§ TASK DETAILS
Find every line in the records below that contains the word "management", and copy each such line.

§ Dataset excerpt
____

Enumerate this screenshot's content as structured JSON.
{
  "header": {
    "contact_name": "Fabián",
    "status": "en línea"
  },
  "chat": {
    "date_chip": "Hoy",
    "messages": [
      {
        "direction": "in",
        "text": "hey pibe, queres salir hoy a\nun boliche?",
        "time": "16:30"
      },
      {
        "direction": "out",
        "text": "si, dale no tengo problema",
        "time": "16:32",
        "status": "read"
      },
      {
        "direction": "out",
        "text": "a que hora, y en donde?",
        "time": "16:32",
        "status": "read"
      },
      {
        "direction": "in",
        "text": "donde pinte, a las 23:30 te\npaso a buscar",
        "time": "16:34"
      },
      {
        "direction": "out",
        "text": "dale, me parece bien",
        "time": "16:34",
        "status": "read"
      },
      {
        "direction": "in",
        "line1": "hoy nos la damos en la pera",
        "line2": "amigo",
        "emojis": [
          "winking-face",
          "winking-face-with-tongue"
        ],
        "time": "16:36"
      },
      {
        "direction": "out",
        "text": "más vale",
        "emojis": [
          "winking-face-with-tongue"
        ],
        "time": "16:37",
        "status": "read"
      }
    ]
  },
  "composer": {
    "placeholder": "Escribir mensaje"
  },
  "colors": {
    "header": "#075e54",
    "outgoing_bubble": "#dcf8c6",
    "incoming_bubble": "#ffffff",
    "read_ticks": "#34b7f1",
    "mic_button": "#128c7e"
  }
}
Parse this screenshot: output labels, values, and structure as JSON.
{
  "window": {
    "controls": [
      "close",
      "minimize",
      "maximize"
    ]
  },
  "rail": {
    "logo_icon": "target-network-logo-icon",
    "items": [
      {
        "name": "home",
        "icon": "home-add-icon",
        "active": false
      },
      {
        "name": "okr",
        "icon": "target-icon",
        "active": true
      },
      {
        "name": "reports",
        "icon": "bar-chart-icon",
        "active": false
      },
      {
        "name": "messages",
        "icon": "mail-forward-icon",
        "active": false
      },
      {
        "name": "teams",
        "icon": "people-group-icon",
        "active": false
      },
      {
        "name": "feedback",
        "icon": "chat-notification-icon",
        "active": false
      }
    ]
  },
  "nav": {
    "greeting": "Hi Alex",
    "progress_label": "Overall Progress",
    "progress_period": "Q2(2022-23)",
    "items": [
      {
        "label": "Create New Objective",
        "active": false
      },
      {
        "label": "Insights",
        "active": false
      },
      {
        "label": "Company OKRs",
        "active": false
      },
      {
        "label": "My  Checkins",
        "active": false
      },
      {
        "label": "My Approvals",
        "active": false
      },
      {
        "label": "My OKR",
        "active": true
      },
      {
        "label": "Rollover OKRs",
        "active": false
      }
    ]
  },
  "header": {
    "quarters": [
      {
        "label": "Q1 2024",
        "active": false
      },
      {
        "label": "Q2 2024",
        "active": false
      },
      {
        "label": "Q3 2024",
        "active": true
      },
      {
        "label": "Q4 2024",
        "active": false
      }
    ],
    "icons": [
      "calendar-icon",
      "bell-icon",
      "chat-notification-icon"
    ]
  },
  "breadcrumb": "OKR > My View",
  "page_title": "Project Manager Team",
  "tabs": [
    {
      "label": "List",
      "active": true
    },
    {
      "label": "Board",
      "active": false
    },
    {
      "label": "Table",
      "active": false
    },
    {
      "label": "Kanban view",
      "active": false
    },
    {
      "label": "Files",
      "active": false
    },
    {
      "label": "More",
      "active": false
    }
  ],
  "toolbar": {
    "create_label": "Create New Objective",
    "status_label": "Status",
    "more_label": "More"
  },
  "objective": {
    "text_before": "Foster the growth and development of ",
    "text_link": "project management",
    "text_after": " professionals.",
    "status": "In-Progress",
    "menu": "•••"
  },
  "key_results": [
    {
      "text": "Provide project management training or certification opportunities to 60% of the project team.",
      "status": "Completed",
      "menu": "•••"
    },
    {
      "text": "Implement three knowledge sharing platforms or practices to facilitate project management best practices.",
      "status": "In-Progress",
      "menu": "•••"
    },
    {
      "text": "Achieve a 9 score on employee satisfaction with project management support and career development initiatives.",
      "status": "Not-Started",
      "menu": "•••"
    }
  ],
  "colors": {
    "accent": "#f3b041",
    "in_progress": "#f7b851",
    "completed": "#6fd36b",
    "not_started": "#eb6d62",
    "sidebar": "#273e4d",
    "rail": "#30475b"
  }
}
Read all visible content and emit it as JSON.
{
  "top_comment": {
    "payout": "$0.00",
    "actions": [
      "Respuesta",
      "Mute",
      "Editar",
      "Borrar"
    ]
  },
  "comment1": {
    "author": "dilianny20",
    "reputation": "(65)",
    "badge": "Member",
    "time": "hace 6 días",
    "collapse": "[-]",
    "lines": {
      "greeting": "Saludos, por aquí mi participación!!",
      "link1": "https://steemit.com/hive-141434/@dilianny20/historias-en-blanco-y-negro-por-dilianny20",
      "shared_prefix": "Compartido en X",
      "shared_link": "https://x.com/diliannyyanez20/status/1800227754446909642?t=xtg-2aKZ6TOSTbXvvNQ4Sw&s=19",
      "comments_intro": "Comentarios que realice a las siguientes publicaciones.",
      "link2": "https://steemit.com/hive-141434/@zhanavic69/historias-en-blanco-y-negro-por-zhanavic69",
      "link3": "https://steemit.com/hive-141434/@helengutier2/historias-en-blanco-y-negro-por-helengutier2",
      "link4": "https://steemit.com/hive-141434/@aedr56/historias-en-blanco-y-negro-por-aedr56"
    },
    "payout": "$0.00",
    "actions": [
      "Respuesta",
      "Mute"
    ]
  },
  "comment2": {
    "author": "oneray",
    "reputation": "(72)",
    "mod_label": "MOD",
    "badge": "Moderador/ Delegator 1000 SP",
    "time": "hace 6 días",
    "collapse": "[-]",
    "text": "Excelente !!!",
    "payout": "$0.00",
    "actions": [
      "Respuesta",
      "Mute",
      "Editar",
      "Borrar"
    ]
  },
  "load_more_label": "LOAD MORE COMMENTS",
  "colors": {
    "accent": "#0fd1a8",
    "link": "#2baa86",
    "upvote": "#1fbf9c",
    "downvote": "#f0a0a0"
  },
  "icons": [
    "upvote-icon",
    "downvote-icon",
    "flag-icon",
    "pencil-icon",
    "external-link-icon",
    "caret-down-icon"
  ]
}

____

§ WRITTEN REPLY
    "text_link": "project management",
      "text": "Provide project management training or certification opportunities to 60% of the project team.",
      "text": "Implement three knowledge sharing platforms or practices to facilitate project management best practices.",
      "text": "Achieve a 9 score on employee satisfaction with project management support and career development initiatives.",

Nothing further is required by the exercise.